## TASK BRIEF
Please repeat, unchanged, every line from the one containing "Bar: [30, 60, 160, 91]" up to and including the one containing "Bar: [0, 91, 30, 121]".

(Spatial layout data)
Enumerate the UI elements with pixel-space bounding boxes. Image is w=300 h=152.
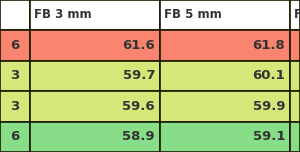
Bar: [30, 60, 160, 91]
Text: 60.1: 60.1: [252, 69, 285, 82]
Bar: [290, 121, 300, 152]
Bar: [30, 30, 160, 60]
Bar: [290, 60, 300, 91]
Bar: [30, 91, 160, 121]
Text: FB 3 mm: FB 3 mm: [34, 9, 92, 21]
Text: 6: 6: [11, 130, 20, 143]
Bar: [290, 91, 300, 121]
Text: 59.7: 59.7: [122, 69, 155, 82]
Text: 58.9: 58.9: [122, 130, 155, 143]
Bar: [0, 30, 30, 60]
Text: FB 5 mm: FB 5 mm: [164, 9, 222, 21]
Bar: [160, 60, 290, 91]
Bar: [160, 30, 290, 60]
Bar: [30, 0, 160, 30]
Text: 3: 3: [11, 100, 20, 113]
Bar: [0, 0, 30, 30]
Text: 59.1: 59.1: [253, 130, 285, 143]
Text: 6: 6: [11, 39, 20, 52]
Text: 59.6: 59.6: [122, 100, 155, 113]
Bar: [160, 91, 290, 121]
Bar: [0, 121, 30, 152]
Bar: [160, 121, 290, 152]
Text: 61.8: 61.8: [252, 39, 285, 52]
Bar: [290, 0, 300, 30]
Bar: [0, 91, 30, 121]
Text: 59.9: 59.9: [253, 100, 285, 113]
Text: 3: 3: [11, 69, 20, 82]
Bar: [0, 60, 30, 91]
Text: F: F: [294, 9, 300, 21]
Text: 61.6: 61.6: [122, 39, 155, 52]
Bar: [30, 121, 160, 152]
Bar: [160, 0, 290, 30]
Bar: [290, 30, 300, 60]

...

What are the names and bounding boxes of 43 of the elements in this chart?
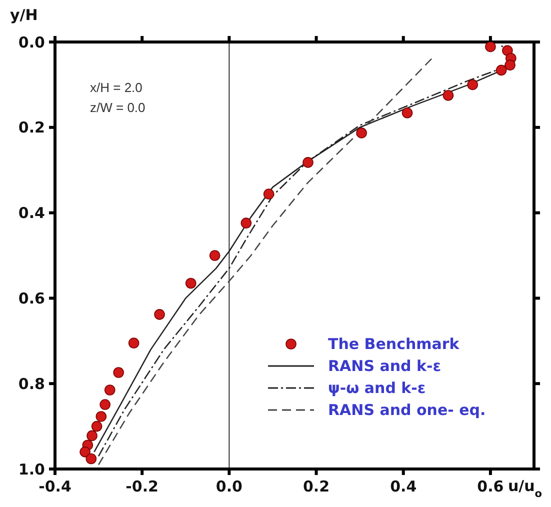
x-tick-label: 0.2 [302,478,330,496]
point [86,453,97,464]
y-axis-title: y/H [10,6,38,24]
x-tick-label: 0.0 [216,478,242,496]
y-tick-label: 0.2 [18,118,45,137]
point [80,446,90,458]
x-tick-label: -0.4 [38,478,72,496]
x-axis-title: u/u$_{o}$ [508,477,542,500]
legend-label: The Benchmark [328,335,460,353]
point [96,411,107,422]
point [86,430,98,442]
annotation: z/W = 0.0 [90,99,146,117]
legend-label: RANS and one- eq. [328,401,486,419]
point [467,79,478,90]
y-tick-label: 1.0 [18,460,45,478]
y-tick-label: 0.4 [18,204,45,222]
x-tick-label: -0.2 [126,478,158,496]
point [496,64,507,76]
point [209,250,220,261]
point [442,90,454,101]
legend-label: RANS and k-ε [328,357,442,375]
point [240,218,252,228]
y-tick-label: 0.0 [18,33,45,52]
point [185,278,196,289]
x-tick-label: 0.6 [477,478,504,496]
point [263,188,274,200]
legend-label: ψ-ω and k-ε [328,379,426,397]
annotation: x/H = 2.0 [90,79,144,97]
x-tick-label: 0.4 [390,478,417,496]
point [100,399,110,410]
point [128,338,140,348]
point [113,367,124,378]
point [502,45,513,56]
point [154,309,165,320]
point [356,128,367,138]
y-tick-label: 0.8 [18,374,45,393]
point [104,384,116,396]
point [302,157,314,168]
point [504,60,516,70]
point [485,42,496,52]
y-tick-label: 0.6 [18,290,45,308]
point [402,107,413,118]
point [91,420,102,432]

## FINISHED TASK
Bar: [30, 60, 160, 91]
Text: 60.1: 60.1: [252, 69, 285, 82]
Bar: [290, 121, 300, 152]
Bar: [30, 30, 160, 60]
Bar: [290, 60, 300, 91]
Bar: [30, 91, 160, 121]
Text: FB 3 mm: FB 3 mm: [34, 9, 92, 21]
Text: 6: 6: [11, 130, 20, 143]
Bar: [290, 91, 300, 121]
Text: 59.7: 59.7: [122, 69, 155, 82]
Text: 58.9: 58.9: [122, 130, 155, 143]
Bar: [0, 30, 30, 60]
Text: FB 5 mm: FB 5 mm: [164, 9, 222, 21]
Bar: [160, 60, 290, 91]
Bar: [160, 30, 290, 60]
Bar: [30, 0, 160, 30]
Text: 3: 3: [11, 100, 20, 113]
Bar: [0, 0, 30, 30]
Text: 59.1: 59.1: [253, 130, 285, 143]
Text: 6: 6: [11, 39, 20, 52]
Text: 59.6: 59.6: [122, 100, 155, 113]
Bar: [160, 91, 290, 121]
Bar: [0, 121, 30, 152]
Bar: [160, 121, 290, 152]
Text: 61.8: 61.8: [252, 39, 285, 52]
Bar: [290, 0, 300, 30]
Bar: [0, 91, 30, 121]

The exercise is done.